- [OBJECTIVE]: Return the number of lines that include the string "larger", without any other text.

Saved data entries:
════════

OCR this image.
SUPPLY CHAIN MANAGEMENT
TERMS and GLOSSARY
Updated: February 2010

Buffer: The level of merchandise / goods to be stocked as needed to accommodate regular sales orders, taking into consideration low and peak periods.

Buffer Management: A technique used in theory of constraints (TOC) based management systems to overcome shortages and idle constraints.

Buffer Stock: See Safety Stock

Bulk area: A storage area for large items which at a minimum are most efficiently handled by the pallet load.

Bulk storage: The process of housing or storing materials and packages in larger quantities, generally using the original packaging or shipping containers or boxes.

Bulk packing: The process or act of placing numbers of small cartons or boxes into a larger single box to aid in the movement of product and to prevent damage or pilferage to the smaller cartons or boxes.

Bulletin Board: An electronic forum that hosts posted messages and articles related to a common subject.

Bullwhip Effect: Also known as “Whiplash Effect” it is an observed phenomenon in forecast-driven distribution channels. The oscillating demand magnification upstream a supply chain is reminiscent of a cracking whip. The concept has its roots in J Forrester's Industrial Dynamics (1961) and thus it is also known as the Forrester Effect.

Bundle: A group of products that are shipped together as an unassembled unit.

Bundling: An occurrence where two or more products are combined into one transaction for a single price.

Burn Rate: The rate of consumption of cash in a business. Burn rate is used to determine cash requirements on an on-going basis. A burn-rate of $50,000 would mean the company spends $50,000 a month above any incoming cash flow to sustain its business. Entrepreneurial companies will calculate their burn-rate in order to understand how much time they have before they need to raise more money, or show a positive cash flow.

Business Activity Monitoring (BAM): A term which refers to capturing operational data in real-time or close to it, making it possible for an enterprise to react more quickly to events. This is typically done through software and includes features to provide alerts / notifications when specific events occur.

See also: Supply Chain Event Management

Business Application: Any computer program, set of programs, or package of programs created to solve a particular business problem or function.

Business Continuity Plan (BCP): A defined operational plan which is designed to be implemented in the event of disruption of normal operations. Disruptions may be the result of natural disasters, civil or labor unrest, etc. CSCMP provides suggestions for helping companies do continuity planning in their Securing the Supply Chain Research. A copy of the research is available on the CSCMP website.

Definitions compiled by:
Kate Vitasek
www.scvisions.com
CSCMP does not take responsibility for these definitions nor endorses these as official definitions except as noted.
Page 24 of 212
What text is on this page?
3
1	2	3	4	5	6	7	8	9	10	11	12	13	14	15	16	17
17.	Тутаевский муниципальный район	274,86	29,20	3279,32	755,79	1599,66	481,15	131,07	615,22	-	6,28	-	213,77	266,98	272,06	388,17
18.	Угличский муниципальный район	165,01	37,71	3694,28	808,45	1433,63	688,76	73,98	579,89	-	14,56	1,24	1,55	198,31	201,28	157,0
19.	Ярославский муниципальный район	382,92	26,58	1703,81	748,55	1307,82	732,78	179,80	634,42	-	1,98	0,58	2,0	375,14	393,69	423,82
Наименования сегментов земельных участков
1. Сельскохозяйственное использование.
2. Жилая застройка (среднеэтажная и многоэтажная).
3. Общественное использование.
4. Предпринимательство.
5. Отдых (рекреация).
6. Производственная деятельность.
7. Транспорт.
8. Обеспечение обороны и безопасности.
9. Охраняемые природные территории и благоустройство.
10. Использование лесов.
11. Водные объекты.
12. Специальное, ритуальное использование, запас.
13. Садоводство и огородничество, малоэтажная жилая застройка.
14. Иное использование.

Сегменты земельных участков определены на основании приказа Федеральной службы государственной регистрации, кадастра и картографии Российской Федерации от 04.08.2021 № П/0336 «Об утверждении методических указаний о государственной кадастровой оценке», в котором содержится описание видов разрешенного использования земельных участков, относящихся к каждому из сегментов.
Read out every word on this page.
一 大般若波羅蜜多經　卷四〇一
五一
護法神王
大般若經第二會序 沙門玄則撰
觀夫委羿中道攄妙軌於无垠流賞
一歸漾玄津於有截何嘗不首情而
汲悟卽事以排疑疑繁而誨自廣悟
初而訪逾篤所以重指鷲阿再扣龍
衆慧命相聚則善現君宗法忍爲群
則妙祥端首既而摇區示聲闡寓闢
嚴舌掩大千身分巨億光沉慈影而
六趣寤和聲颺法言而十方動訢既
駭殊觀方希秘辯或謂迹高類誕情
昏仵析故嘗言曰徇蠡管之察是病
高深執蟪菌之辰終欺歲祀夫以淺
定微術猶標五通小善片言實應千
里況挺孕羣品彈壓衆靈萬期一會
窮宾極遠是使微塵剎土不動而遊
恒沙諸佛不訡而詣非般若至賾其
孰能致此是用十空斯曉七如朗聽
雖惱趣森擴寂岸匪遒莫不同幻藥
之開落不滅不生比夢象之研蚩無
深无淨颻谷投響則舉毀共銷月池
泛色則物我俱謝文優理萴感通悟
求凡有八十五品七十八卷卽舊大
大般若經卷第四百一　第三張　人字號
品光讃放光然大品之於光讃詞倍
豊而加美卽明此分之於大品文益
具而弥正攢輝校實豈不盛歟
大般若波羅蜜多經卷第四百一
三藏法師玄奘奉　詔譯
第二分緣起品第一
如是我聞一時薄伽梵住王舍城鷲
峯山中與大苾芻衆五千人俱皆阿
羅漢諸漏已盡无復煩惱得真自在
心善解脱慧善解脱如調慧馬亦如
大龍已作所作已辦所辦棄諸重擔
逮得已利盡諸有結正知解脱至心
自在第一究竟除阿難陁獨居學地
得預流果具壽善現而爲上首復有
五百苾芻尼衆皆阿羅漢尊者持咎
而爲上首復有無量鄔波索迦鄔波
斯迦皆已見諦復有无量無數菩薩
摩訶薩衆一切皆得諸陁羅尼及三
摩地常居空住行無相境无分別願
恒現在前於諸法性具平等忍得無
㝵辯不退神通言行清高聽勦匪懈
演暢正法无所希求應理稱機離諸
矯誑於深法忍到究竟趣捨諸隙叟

════════

- [RESPONSE BELOW]: 2